** start DATA FOR THE TASK **

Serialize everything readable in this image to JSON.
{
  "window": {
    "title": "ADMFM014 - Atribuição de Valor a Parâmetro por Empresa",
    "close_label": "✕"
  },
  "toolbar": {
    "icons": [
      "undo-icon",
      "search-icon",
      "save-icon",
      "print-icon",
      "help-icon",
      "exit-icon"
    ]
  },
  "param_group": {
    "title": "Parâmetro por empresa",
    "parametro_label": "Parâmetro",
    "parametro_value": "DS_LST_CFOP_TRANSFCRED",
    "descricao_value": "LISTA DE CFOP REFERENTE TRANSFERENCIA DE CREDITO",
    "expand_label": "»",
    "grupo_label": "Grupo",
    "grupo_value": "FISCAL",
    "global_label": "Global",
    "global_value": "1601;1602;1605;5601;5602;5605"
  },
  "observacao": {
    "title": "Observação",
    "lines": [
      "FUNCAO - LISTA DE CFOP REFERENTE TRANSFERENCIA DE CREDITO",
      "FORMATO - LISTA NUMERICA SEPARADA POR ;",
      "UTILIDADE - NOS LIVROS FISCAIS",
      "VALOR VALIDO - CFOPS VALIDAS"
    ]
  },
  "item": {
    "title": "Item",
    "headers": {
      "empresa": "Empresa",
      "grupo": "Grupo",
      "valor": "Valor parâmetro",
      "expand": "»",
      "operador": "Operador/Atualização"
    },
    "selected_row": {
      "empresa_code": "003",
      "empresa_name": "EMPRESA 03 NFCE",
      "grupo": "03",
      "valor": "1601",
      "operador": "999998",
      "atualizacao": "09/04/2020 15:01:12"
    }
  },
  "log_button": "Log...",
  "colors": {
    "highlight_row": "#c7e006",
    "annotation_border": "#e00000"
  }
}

** end DATA FOR THE TASK **
** start DATA FOR THE TASK **

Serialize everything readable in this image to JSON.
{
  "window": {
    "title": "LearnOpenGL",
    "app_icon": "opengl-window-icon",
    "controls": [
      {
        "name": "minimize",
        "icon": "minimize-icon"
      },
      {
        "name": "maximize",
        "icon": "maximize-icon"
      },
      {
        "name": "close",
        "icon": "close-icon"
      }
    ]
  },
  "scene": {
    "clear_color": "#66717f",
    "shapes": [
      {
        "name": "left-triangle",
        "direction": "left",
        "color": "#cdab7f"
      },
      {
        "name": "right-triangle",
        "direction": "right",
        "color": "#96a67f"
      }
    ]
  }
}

** end DATA FOR THE TASK **

__TASK DIRECTIONS__.
Pull out every line holding "triangle" from the records above, and copy it.

__THE COMPLETED TASK__.
        "name": "left-triangle",
        "name": "right-triangle",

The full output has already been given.